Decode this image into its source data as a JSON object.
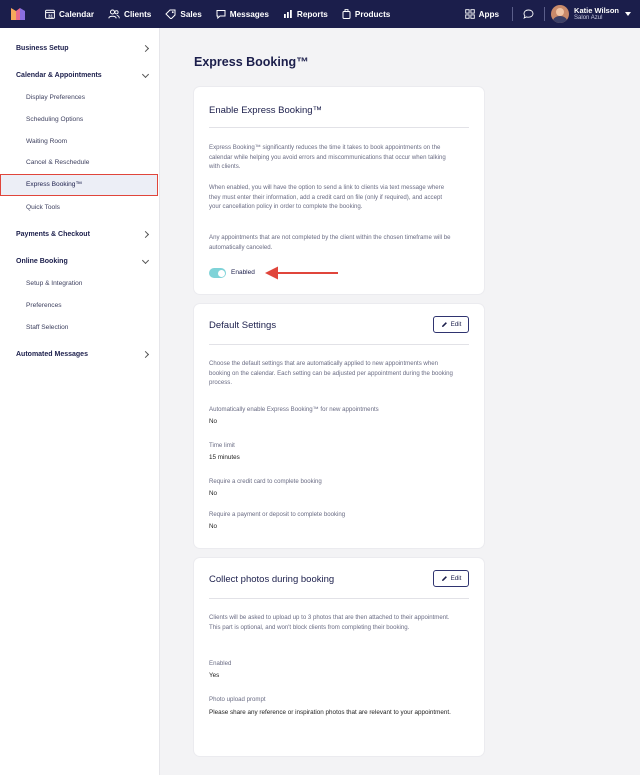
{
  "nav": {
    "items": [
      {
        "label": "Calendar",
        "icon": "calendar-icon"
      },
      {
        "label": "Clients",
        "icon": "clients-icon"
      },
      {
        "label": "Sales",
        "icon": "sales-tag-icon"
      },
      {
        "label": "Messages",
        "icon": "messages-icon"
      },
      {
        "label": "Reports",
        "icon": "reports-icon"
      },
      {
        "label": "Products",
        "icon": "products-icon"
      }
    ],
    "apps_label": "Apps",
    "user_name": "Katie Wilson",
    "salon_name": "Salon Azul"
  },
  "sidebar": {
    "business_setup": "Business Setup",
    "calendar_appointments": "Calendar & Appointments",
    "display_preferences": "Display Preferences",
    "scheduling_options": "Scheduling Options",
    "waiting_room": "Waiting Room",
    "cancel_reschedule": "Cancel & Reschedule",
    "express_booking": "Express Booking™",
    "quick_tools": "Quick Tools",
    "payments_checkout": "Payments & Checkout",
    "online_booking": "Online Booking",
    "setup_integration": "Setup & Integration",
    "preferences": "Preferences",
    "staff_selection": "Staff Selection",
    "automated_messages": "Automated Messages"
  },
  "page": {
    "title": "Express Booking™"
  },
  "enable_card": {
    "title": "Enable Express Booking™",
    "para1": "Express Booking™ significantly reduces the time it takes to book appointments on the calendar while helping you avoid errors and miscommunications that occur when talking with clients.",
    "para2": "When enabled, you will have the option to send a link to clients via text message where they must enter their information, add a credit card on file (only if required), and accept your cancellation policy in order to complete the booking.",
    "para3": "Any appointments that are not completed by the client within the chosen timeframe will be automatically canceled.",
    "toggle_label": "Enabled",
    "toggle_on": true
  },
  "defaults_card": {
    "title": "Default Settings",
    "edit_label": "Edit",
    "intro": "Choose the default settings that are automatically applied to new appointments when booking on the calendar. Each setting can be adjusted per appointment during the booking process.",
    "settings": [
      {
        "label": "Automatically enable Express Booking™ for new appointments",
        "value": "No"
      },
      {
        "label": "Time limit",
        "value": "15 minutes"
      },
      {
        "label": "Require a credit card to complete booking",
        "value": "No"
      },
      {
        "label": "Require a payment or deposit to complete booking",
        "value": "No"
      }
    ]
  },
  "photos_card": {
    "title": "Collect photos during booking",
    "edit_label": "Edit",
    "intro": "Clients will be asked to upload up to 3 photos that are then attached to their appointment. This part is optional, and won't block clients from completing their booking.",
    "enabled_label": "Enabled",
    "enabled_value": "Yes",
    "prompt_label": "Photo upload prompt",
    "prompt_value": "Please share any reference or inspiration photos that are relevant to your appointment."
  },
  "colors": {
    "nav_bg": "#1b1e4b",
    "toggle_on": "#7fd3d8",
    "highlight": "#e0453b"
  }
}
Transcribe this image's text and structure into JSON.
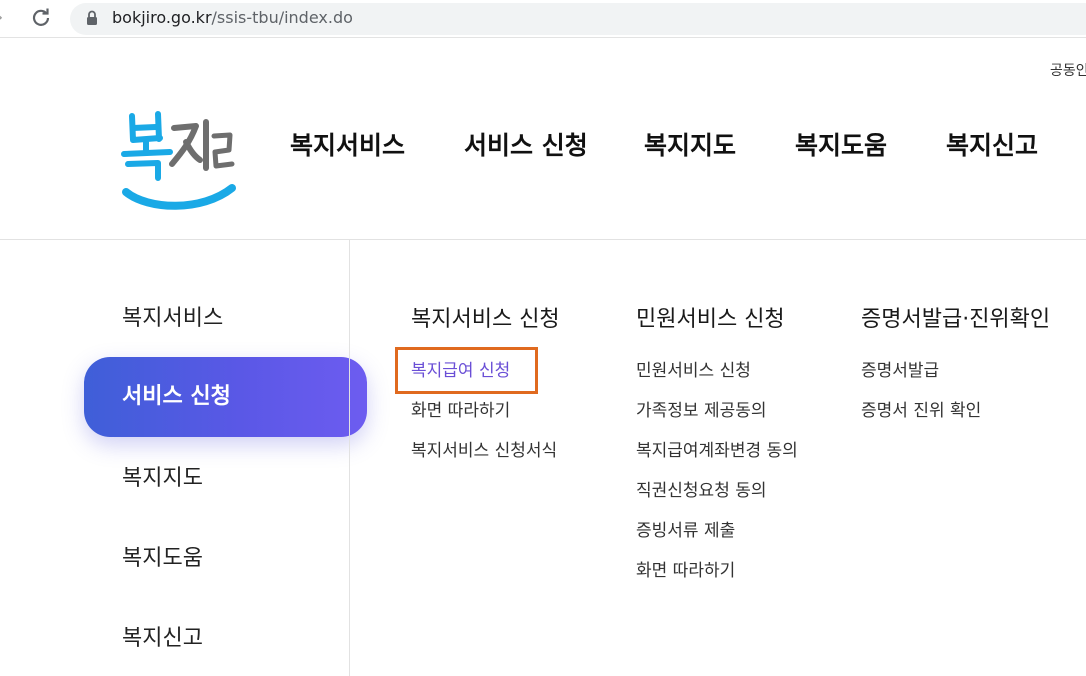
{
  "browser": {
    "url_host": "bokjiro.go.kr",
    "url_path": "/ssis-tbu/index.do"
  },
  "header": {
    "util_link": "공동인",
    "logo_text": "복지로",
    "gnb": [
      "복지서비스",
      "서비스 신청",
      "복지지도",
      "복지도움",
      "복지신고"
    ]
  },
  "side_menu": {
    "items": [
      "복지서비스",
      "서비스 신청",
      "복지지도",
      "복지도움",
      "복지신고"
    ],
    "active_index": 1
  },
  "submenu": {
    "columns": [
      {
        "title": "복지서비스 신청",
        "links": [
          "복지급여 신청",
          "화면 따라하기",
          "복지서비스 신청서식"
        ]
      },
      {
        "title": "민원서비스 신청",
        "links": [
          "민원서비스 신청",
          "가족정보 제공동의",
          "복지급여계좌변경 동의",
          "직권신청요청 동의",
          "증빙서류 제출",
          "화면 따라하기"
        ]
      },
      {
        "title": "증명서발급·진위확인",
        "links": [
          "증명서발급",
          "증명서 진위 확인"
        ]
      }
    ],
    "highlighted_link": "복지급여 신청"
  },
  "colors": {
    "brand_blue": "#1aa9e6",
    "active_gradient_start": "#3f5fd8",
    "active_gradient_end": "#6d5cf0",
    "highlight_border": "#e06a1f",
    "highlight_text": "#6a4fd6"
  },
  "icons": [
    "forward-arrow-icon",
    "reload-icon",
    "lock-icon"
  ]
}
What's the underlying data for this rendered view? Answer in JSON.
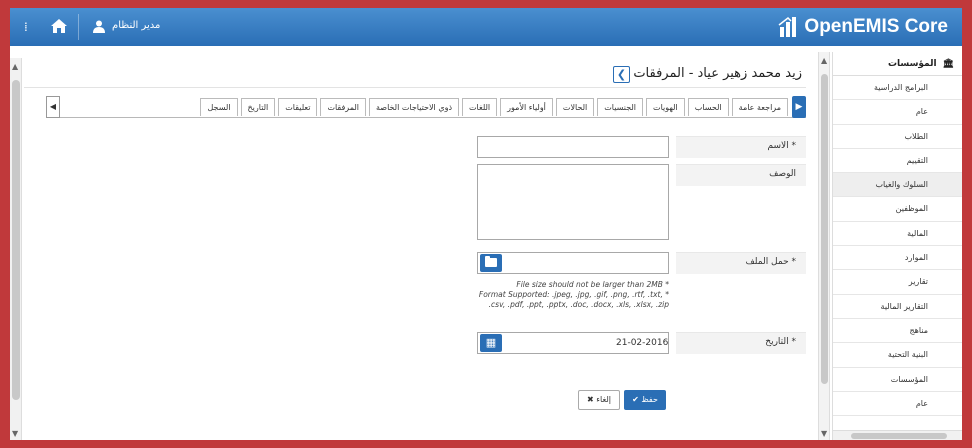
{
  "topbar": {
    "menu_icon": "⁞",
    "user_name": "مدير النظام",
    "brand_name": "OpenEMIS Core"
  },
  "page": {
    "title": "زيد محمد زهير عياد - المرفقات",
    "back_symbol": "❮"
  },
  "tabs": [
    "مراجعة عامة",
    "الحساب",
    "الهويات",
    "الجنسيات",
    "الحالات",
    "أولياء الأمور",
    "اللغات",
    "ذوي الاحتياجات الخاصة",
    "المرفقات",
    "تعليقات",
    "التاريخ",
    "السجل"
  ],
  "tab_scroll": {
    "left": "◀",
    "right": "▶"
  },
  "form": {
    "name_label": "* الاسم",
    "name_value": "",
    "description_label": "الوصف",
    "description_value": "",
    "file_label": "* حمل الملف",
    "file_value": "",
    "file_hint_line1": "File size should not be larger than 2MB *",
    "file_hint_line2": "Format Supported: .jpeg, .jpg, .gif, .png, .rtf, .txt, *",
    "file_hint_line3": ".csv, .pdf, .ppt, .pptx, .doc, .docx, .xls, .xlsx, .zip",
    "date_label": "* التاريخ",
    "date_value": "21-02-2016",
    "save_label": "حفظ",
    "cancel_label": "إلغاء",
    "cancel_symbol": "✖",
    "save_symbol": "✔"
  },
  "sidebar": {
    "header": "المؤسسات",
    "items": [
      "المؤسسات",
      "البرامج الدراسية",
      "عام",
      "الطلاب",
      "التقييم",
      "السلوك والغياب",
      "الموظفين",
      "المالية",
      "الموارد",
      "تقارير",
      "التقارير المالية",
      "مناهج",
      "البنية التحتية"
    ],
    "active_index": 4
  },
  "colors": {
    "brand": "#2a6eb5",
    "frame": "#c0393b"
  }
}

-.-.-

◆ Goal of the exercise
Your answer should be a single number: the count of lines holding the word "that".

◆ Reply to the task
5